REQUIRED WORK
Go through the lines below. Copy those with "душу".

● ● ● ●

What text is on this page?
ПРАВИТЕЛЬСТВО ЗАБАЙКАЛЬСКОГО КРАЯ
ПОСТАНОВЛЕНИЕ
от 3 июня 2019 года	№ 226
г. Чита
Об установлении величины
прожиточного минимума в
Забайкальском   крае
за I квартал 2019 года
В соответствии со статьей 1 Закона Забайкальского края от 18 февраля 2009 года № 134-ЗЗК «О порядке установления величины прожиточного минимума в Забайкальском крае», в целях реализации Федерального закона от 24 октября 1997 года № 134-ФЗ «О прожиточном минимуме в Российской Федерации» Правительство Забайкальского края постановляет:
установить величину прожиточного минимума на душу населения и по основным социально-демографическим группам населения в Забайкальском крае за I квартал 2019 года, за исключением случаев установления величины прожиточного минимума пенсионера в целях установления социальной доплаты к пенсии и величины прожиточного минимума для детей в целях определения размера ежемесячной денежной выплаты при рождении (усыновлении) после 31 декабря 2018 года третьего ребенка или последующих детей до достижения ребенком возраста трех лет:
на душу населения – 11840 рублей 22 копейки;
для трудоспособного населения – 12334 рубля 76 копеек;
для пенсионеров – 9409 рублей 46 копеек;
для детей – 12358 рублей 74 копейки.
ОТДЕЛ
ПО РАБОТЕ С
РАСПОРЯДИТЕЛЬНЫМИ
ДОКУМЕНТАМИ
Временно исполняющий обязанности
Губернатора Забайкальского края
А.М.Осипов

● ● ● ●

WORKED SOLUTION
установить величину прожиточного минимума на душу населения и по основным социально-демографическим группам населения в Забайкальском крае за I квартал 2019 года, за исключением случаев установления величины прожиточного минимума пенсионера в целях установления социальной доплаты к пенсии и величины прожиточного минимума для детей в целях определения размера ежемесячной денежной выплаты при рождении (усыновлении) после 31 декабря 2018 года третьего ребенка или последующих детей до достижения ребенком возраста трех лет:
на душу населения – 11840 рублей 22 копейки;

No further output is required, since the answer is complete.